____ PASAJE SELECCIONADO

Los mûminîn se han aliado a Allah,
se han hecho sus cómplices: rádia
llâhu ‘ánhum wa radû ‘anh, Allah
está satisfecho de ellos y ellos están satisfechos de Él. Existe una
compenetración entre los aspectos desbordantes de Allah y la extroversión de
los mûminîn, y la complacencia es
recíproca. Todo encuentra su plenitud y riqueza: el mûmin en Allah y Allah en el mûmin.
Se trata de la Wilâya, la Mutua
Lealtad, y esto es lo que quiere decir que Allah se complazca (rádia-yardà,
complacerse, satisfacerse) en ellos y ellos en Él.
¿Quién alcanza ese grado? ¿quién accede al Jardín de la Rahma de Allah y se satisface en su Señor mientras Allah se satisface en él? dzâlika li-man jáshia rábbah, eso es para quien teme a su Señor... Todo lo anterior es para quien teme (jáshia-yajshà) a su Señor (Rabb), quien se asoma a la Verdad que lo hace ser y lo gobierna y se sobrecoge ante su Inmensidad. Ese temor (jáshia) es el de quien descubre a Allah en Su Autenticidad, el que lo presiente en sus adentros y en cuanto le rodea, y no lo confunde con ninguna imagen o idea elaborada por los hombres, el que no teme nada inventado por los hombres, sino que es el temor de que tiene un corazón sensible que entra en comunicación con la Verdad que rige la existencia. Ésa es la Jáshia, el temor a Allah que guía al mûmin hasta la Rahma y el Ridâ.

________
____ INFORMACIÓN EXTRAÍDA

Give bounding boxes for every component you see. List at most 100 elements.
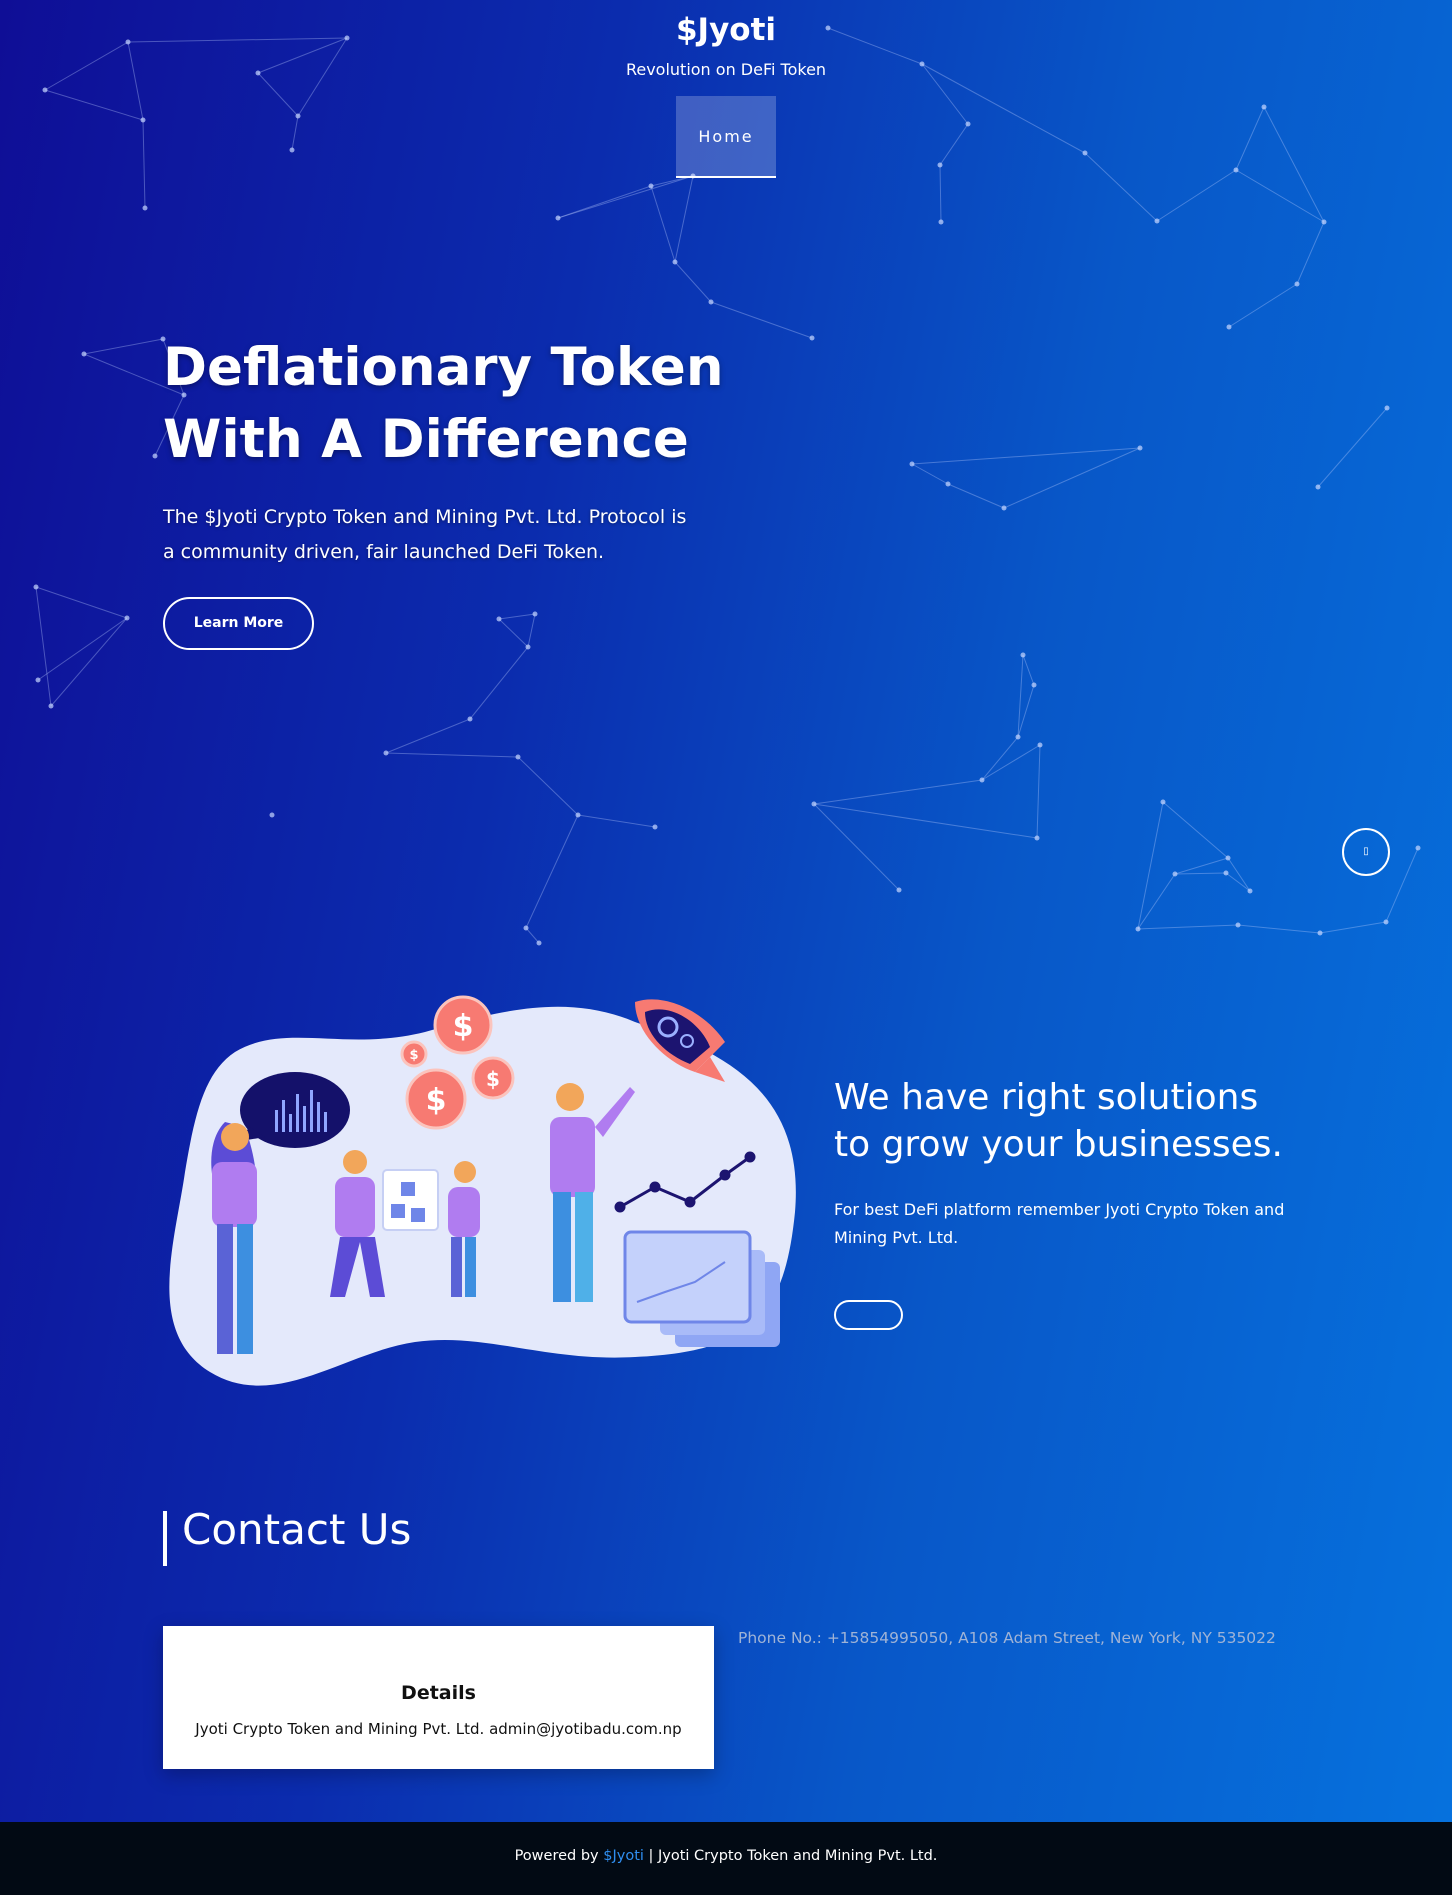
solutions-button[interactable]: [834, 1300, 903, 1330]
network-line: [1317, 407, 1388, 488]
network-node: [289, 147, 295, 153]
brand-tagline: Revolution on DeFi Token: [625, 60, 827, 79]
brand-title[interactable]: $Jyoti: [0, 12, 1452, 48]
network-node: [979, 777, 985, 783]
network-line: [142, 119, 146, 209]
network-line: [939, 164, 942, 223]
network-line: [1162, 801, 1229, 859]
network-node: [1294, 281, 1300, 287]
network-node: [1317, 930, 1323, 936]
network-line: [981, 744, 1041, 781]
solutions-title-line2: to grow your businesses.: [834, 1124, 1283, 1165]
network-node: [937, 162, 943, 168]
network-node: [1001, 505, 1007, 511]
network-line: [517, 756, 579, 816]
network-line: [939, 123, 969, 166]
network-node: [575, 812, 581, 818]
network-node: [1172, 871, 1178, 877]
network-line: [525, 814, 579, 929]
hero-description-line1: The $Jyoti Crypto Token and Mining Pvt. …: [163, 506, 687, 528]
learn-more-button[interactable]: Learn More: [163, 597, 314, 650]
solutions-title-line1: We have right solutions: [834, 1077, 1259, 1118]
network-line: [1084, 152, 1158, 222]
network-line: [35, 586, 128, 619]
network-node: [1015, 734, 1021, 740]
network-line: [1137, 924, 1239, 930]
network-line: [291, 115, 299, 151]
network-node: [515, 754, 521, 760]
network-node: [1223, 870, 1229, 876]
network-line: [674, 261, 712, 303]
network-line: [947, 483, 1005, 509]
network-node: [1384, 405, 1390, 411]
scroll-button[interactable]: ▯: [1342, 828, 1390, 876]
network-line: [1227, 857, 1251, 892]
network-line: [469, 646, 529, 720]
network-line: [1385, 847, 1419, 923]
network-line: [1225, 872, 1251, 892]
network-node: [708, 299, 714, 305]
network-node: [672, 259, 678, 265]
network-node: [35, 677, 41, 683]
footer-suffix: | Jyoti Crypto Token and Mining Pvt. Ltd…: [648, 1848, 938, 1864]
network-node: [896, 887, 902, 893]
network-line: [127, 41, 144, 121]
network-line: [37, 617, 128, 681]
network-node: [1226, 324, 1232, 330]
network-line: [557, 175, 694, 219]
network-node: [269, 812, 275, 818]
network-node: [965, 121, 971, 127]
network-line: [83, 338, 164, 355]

________

### OBJETIVO
¿Qué nombre recibe en el pasaje seleccionado el temor a Allah que guía al mûmin hasta la Rahma y el Ridâ?

### RESPUESTA
Recibe el nombre de Jáshia.